### INPUT DATA
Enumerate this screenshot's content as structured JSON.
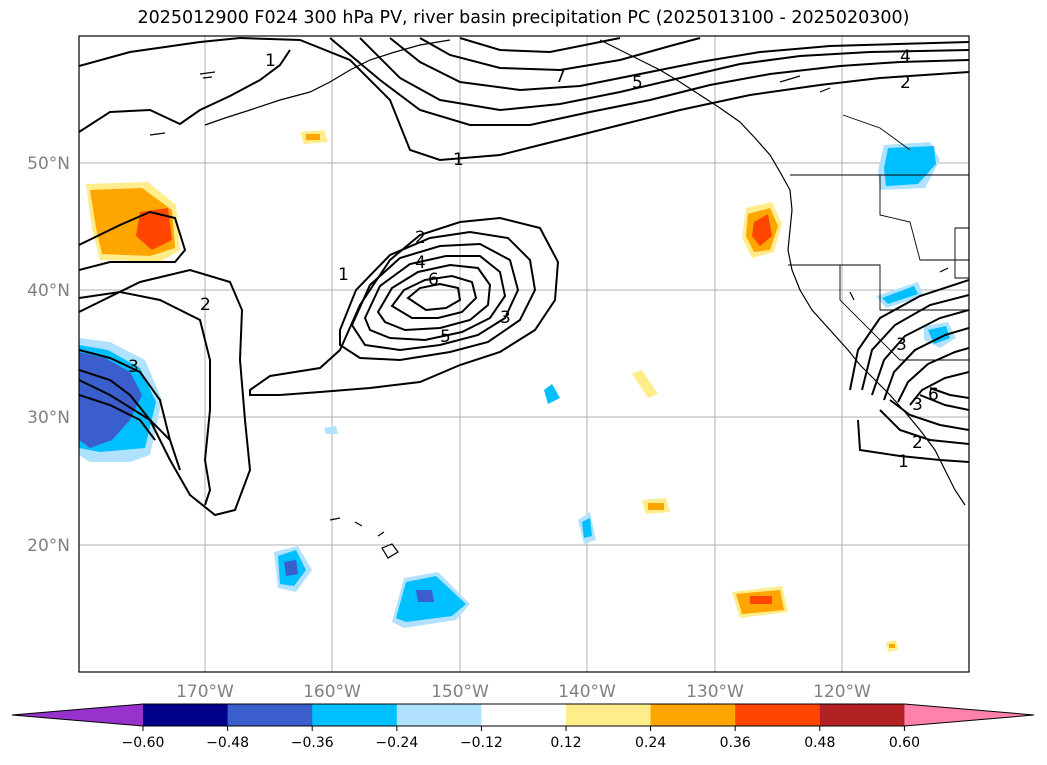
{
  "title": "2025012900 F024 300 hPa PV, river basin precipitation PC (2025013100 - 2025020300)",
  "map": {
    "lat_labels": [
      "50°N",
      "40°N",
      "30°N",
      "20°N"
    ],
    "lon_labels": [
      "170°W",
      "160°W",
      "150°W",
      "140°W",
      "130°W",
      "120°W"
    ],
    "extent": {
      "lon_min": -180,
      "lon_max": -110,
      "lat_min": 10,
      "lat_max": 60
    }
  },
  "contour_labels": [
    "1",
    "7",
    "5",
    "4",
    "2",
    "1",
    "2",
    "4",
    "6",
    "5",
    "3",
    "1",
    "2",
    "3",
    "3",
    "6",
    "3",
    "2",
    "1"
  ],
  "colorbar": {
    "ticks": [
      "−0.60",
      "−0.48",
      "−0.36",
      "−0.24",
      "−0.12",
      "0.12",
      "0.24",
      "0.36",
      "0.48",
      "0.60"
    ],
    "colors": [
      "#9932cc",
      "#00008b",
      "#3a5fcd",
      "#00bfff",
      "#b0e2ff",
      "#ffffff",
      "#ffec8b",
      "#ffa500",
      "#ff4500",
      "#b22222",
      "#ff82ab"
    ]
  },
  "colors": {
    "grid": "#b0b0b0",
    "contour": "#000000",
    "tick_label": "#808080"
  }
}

---

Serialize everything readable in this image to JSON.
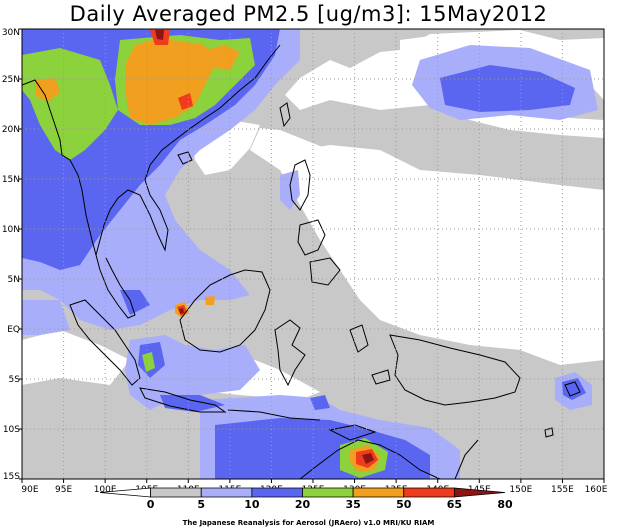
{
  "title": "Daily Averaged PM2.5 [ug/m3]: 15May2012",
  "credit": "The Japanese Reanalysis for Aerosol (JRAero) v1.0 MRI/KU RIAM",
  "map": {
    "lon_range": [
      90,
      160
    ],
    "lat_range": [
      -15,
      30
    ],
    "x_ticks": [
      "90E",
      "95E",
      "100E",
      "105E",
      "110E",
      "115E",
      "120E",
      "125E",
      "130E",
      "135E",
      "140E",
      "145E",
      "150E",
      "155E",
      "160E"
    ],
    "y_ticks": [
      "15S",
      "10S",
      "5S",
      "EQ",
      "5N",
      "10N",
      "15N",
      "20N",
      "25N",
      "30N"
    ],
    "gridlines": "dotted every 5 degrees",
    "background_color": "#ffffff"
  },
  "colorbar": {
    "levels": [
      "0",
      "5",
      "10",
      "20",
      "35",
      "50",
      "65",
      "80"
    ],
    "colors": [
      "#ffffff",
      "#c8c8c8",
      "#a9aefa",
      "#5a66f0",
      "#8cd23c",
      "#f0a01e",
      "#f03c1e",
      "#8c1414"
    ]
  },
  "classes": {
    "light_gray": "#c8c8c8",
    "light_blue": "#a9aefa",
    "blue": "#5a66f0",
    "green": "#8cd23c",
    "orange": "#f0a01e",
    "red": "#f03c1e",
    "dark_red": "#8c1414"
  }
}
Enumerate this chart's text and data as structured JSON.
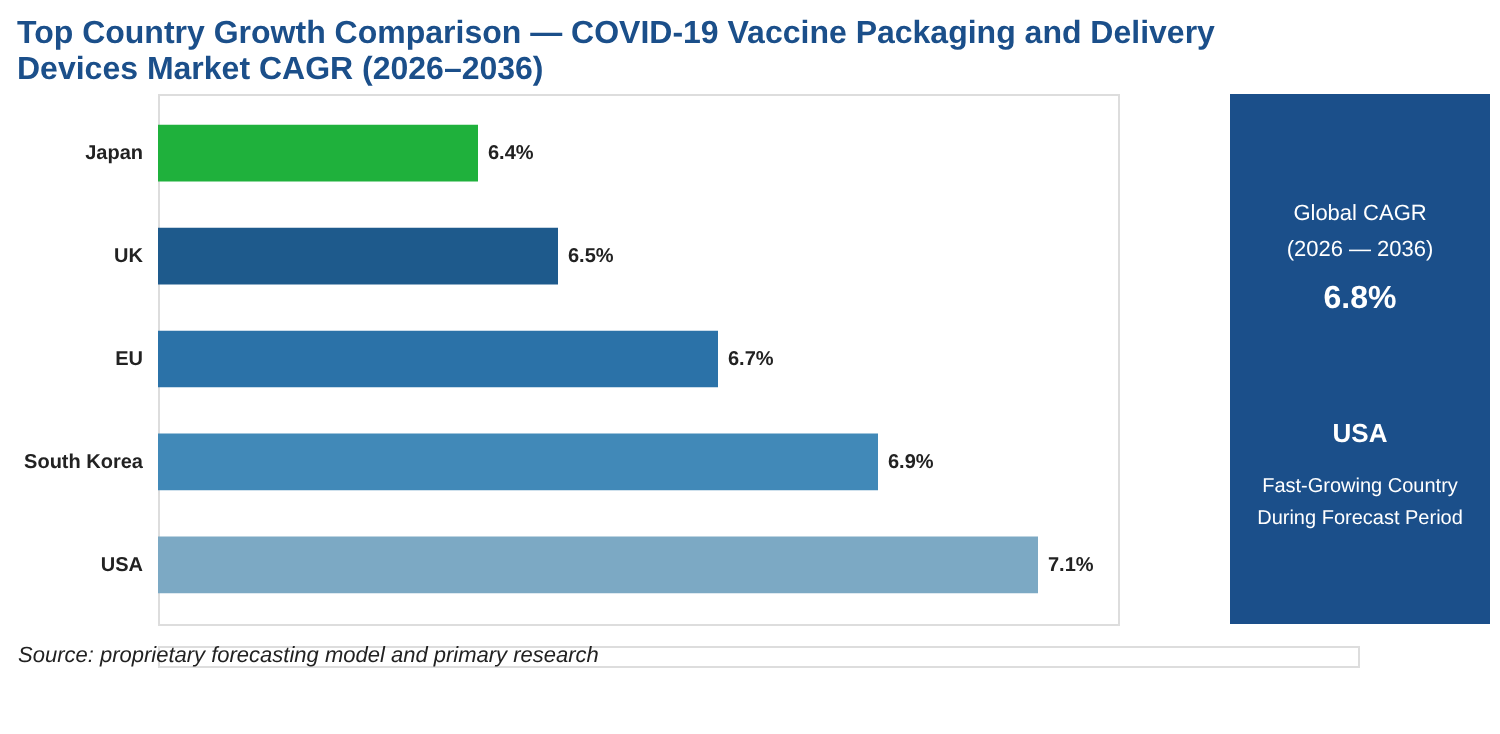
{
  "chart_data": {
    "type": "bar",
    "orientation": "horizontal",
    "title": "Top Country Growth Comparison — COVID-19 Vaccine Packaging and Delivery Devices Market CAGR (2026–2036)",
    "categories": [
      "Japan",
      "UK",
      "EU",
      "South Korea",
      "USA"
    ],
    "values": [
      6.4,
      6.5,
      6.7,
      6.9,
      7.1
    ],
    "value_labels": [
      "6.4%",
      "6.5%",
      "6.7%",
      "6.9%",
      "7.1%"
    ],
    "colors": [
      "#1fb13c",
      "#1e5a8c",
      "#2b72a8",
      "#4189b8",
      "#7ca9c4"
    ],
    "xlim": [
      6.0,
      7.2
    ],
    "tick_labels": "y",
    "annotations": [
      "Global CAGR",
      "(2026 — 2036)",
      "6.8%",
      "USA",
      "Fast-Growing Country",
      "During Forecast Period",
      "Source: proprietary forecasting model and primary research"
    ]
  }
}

--

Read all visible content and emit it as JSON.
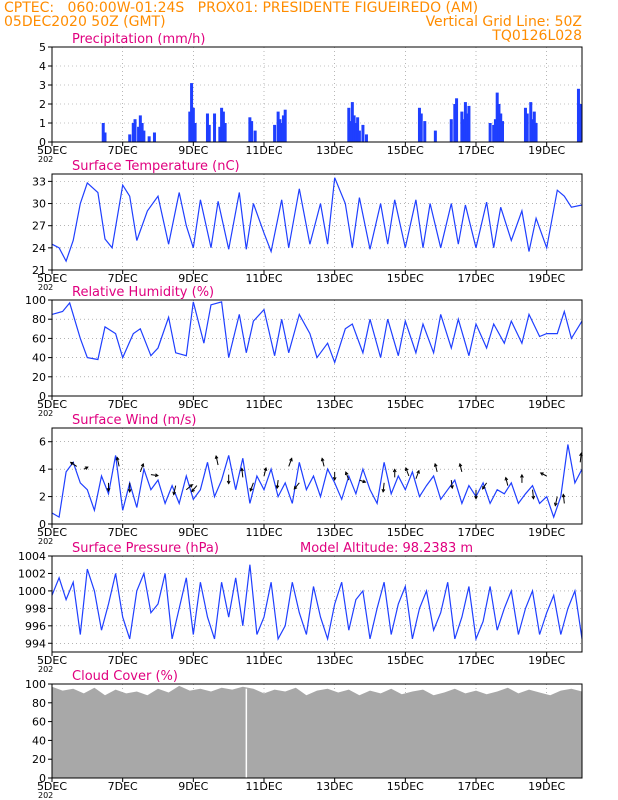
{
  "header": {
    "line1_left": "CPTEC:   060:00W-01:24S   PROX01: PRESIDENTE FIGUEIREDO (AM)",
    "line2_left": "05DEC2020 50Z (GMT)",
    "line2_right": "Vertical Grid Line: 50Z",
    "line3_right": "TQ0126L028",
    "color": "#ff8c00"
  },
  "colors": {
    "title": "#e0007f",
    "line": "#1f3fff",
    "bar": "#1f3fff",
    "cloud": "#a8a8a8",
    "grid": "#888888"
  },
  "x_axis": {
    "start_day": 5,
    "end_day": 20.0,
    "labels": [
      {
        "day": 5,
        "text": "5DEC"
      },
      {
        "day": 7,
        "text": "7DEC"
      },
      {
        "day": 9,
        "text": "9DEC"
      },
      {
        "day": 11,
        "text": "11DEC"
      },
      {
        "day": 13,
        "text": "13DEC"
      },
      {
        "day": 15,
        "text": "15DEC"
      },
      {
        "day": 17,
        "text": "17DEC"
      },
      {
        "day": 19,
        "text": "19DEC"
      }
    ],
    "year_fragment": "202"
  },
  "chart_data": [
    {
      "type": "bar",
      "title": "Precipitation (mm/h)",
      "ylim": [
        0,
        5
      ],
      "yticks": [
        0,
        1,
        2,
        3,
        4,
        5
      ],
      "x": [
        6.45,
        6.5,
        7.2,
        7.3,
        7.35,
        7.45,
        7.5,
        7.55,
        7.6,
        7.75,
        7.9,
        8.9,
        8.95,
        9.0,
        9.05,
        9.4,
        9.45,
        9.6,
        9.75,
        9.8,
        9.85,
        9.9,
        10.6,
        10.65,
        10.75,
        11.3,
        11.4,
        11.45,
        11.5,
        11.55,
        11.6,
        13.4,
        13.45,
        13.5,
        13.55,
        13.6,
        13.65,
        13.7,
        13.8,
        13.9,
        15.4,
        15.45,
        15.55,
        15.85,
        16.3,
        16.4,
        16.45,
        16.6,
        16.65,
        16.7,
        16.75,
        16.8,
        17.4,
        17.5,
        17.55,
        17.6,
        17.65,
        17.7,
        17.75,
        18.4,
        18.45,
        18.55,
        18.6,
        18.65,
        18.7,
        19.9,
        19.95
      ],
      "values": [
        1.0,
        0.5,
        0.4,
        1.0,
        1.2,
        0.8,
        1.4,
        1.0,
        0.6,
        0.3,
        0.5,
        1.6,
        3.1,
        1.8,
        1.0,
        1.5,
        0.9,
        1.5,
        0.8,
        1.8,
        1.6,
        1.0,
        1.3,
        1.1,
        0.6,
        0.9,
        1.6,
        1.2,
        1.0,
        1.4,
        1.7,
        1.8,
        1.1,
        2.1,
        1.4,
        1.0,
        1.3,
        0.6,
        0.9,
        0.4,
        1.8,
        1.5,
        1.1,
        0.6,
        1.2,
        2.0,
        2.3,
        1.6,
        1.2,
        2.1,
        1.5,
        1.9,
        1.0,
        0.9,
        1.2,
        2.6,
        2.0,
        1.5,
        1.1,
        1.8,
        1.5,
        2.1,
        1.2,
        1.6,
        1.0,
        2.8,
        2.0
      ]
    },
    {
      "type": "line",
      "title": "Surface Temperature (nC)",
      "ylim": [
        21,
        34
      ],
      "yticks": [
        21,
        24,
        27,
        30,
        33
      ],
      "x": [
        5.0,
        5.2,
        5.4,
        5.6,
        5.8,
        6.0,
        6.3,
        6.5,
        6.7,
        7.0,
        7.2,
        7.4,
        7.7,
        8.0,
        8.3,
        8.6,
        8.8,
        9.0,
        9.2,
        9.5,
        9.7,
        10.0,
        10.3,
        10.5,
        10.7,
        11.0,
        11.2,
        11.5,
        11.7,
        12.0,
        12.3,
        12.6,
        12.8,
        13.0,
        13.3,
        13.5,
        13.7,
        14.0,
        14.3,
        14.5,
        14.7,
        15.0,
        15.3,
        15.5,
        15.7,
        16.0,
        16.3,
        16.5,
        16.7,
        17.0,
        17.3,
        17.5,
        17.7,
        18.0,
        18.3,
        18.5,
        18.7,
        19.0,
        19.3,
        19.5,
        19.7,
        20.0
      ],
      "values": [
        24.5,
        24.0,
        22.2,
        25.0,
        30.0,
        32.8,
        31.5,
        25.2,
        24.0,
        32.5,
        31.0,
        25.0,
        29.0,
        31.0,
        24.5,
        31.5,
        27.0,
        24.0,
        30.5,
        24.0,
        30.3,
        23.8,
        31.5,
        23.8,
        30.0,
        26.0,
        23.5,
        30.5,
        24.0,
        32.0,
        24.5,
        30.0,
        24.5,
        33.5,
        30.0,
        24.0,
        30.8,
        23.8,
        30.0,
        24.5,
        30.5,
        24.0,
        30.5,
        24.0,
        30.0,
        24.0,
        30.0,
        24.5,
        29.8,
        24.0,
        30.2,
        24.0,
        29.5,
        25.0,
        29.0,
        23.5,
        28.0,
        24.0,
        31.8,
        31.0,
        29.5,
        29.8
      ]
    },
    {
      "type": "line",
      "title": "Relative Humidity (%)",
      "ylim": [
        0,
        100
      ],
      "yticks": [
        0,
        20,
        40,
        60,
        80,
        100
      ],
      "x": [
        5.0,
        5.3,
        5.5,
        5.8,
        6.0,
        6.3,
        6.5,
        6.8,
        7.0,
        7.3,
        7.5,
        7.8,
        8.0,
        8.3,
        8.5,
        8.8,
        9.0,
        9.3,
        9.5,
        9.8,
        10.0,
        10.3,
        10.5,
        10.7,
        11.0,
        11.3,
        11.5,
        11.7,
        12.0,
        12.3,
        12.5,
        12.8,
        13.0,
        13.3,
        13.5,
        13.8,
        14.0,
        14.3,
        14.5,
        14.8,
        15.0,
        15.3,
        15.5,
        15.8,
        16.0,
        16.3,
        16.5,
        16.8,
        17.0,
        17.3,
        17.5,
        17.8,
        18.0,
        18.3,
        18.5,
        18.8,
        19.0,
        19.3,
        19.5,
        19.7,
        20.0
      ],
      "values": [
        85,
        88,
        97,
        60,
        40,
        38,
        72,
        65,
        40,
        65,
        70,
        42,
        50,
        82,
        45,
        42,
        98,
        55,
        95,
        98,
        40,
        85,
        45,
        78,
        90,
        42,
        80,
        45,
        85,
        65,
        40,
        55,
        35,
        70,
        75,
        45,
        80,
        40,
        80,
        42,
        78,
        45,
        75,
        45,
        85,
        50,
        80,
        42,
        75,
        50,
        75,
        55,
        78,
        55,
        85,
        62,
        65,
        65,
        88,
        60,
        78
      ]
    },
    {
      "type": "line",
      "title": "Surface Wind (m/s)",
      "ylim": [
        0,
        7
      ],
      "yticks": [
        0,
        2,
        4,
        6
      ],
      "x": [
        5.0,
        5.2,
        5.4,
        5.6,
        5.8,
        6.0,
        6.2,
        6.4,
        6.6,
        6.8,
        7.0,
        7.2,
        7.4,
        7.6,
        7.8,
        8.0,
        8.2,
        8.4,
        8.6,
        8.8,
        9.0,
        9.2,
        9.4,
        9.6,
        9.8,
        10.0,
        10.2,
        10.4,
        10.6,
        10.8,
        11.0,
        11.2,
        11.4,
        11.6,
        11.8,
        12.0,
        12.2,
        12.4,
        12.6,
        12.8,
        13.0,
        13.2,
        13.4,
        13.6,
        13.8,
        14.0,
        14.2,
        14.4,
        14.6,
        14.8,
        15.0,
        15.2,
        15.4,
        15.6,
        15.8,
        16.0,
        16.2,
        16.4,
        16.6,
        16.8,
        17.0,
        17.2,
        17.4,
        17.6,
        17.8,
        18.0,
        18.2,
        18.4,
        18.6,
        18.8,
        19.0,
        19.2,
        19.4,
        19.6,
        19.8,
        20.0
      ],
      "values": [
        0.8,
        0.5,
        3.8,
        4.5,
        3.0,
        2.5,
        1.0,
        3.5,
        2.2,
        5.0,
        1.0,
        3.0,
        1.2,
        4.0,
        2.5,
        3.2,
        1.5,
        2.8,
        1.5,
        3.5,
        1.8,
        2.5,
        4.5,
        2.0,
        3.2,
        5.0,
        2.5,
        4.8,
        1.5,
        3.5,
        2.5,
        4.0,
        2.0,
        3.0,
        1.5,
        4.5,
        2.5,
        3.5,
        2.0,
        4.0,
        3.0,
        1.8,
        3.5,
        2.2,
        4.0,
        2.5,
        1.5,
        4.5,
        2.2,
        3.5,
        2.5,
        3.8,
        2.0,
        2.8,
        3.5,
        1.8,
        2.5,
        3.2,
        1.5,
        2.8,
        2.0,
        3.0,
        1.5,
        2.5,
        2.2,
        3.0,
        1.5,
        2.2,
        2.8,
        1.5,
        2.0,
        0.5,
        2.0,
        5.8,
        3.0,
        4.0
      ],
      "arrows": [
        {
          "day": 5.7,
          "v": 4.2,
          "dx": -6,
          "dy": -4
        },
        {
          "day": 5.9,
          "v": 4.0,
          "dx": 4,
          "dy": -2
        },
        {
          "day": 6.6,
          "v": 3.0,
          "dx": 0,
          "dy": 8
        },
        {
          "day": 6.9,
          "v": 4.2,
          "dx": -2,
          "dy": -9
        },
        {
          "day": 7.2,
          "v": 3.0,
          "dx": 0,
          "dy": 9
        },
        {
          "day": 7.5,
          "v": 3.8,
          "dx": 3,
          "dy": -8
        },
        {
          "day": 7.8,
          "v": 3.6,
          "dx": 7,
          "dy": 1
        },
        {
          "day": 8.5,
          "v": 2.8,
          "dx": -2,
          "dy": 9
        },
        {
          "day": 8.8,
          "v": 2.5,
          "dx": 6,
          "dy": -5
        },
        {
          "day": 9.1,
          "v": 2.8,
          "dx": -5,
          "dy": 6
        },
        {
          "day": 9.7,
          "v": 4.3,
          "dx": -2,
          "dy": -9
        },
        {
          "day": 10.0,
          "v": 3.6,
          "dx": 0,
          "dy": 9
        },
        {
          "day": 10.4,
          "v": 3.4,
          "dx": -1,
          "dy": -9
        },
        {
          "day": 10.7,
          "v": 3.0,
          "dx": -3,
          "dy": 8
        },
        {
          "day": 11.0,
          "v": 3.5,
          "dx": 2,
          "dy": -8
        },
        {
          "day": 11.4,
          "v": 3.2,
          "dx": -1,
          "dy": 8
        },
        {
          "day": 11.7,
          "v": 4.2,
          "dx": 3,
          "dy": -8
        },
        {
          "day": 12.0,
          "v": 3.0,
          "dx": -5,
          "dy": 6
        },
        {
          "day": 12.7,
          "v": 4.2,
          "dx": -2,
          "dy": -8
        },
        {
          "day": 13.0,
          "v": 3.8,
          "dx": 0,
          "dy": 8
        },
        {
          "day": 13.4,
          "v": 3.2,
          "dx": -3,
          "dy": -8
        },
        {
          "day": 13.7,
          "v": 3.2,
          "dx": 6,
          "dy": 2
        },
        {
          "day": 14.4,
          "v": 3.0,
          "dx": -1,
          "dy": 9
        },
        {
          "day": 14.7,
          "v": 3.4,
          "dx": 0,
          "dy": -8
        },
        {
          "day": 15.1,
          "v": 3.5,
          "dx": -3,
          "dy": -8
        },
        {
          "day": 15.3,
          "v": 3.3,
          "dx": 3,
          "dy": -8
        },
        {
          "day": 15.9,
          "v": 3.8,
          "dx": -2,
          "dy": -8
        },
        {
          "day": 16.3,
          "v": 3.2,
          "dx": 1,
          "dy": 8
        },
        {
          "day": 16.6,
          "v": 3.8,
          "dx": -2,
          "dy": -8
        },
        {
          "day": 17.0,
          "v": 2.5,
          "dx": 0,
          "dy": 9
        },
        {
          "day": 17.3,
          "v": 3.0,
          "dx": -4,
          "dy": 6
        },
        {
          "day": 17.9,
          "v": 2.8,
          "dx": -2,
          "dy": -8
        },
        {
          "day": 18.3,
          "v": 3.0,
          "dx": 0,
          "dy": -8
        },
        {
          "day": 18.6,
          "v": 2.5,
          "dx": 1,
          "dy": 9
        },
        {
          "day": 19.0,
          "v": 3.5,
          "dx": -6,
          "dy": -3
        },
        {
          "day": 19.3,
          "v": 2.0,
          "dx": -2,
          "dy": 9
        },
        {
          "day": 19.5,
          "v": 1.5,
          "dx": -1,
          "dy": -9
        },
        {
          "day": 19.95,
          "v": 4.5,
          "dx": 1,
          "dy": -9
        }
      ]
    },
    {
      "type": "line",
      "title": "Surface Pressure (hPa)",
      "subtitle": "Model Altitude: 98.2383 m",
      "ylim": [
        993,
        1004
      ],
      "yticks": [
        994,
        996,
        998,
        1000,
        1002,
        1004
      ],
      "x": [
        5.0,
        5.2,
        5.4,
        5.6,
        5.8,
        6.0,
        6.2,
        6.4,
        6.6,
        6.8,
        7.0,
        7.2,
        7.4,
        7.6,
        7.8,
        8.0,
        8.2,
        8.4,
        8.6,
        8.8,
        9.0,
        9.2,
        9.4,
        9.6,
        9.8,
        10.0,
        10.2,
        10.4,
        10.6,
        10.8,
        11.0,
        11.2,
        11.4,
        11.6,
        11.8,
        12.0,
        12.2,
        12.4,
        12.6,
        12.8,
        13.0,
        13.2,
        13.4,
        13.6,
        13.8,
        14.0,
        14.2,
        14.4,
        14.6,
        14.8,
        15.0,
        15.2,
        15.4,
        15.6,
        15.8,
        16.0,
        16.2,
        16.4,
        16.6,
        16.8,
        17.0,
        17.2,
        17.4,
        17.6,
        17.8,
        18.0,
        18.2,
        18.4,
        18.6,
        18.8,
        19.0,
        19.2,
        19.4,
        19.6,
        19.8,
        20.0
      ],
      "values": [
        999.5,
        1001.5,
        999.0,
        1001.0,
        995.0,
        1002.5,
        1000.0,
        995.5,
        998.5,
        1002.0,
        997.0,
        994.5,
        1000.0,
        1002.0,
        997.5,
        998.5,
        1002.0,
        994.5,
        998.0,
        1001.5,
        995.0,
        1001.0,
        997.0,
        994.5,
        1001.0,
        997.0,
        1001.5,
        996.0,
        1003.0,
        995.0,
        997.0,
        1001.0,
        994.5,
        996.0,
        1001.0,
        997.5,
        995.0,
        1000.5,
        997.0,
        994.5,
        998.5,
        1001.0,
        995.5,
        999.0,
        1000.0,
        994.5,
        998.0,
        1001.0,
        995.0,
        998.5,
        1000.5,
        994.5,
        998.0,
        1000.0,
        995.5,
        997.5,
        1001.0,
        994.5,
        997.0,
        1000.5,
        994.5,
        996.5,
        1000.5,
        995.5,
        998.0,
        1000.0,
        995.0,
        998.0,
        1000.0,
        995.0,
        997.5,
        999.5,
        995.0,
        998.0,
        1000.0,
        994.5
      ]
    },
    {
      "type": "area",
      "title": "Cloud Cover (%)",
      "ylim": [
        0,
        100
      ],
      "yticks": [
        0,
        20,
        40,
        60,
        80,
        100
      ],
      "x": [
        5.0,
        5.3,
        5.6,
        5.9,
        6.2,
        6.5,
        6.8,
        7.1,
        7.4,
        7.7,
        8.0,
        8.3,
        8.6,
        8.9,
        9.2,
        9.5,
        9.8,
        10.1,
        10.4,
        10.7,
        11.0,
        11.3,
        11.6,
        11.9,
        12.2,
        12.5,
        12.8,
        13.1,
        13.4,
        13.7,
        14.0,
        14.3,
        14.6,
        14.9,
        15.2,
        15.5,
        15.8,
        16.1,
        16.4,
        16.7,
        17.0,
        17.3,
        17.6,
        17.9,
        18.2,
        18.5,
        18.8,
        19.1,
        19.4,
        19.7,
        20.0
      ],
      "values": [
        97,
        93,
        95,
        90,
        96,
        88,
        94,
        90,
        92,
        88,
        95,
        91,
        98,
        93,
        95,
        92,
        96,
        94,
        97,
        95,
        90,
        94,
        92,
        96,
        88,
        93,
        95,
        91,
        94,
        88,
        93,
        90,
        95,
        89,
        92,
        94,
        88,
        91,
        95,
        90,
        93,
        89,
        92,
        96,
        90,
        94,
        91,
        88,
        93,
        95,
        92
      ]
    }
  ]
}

### PROBLEM TO WORK ON
Search the data for "JSON" and list every line in which it occurs.

### ANSWER IN FULL
Enumerate this screenshot's content as structured JSON.
Serialize everything readable in this image to JSON.
Enumerate this chart's text and data as structured JSON.
Read all visible content and emit it as JSON.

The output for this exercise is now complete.